══ The records

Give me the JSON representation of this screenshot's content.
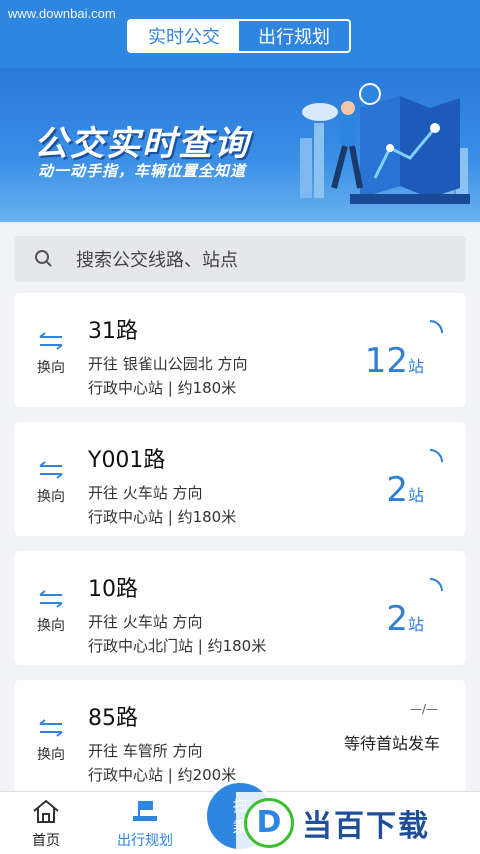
{
  "watermark": "www.downbai.com",
  "segment": {
    "realtime": "实时公交",
    "planning": "出行规划"
  },
  "banner": {
    "title": "公交实时查询",
    "subtitle": "动一动手指，车辆位置全知道"
  },
  "search": {
    "placeholder": "搜索公交线路、站点"
  },
  "swap_label": "换向",
  "routes": [
    {
      "name": "31路",
      "direction": "开往 银雀山公园北 方向",
      "stop": "行政中心站 | 约180米",
      "eta_num": "12",
      "eta_unit": "站"
    },
    {
      "name": "Y001路",
      "direction": "开往 火车站 方向",
      "stop": "行政中心站 | 约180米",
      "eta_num": "2",
      "eta_unit": "站"
    },
    {
      "name": "10路",
      "direction": "开往 火车站 方向",
      "stop": "行政中心北门站 | 约180米",
      "eta_num": "2",
      "eta_unit": "站"
    },
    {
      "name": "85路",
      "direction": "开往 车管所 方向",
      "stop": "行政中心站 | 约200米",
      "status": "等待首站发车",
      "dash": "—/—"
    }
  ],
  "tabs": {
    "home": "首页",
    "planning": "出行规划",
    "scan_top": "扫",
    "scan_bottom": "乘"
  },
  "logo": {
    "letter": "D",
    "text": "当百下载"
  },
  "colors": {
    "primary": "#2f86e0",
    "eta": "#2f7fd6"
  }
}
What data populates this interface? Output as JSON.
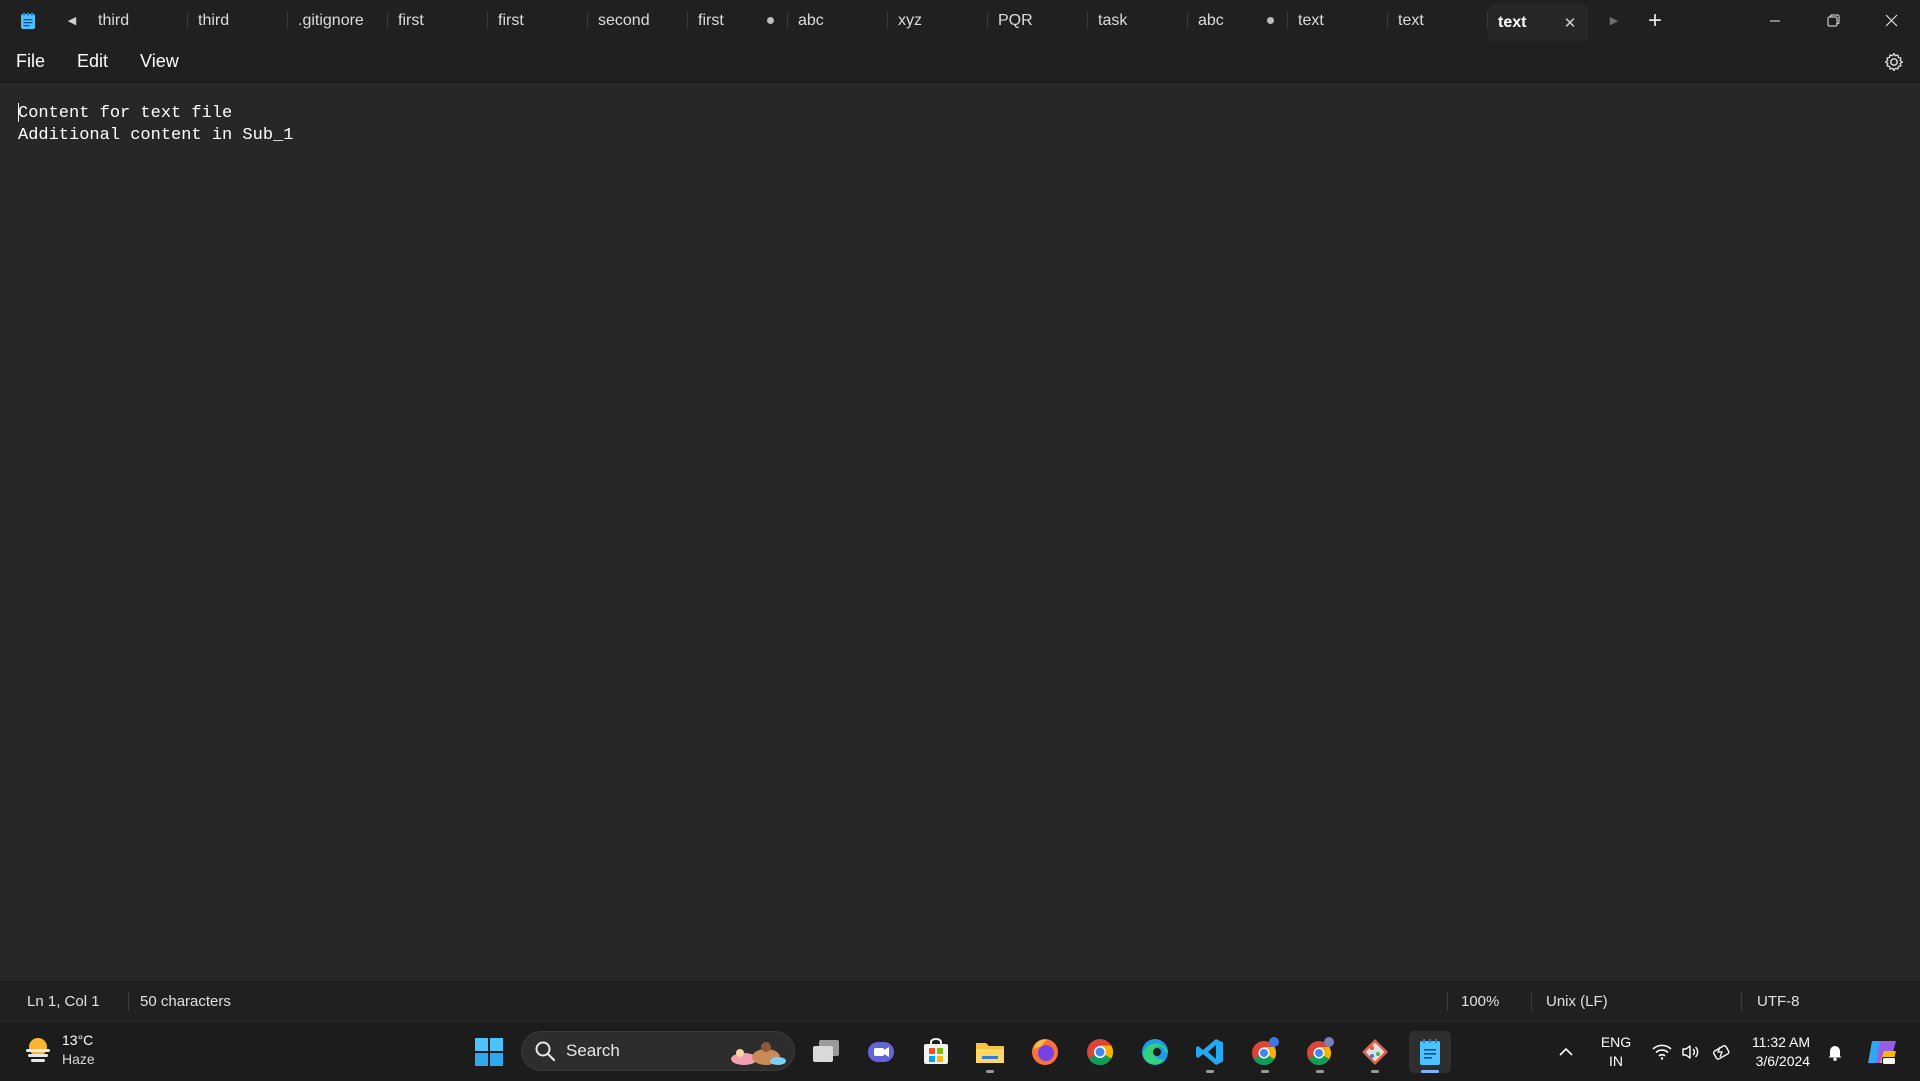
{
  "tabs": [
    {
      "label": "third",
      "modified": false
    },
    {
      "label": "third",
      "modified": false
    },
    {
      "label": ".gitignore",
      "modified": false
    },
    {
      "label": "first",
      "modified": false
    },
    {
      "label": "first",
      "modified": false
    },
    {
      "label": "second",
      "modified": false
    },
    {
      "label": "first",
      "modified": true
    },
    {
      "label": "abc",
      "modified": false
    },
    {
      "label": "xyz",
      "modified": false
    },
    {
      "label": "PQR",
      "modified": false
    },
    {
      "label": "task",
      "modified": false
    },
    {
      "label": "abc",
      "modified": true
    },
    {
      "label": "text",
      "modified": false
    },
    {
      "label": "text",
      "modified": false
    },
    {
      "label": "text",
      "modified": false,
      "active": true
    }
  ],
  "menu": {
    "file": "File",
    "edit": "Edit",
    "view": "View"
  },
  "editor": {
    "lines": [
      "Content for text file",
      "Additional content in Sub_1"
    ]
  },
  "status": {
    "position": "Ln 1, Col 1",
    "characters": "50 characters",
    "zoom": "100%",
    "line_ending": "Unix (LF)",
    "encoding": "UTF-8"
  },
  "taskbar": {
    "weather": {
      "temp": "13°C",
      "condition": "Haze"
    },
    "search_label": "Search",
    "apps": [
      "start-icon",
      "task-view-icon",
      "teams-icon",
      "store-icon",
      "file-explorer-icon",
      "firefox-icon",
      "chrome-icon",
      "edge-icon",
      "vscode-icon",
      "chrome-profile-icon",
      "chrome-profile-icon",
      "git-icon",
      "notepad-icon"
    ],
    "language": {
      "line1": "ENG",
      "line2": "IN"
    },
    "time": "11:32 AM",
    "date": "3/6/2024"
  },
  "colors": {
    "background": "#272727",
    "chrome": "#202020",
    "taskbar": "#1c1c1c",
    "accent": "#4cc2ff"
  }
}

════

Locate all lines in the listing above with the word "JSON" and copy them.

*Written response:*
Give me the JSON representation of this screenshot's content.
What data populates this interface? Output as JSON.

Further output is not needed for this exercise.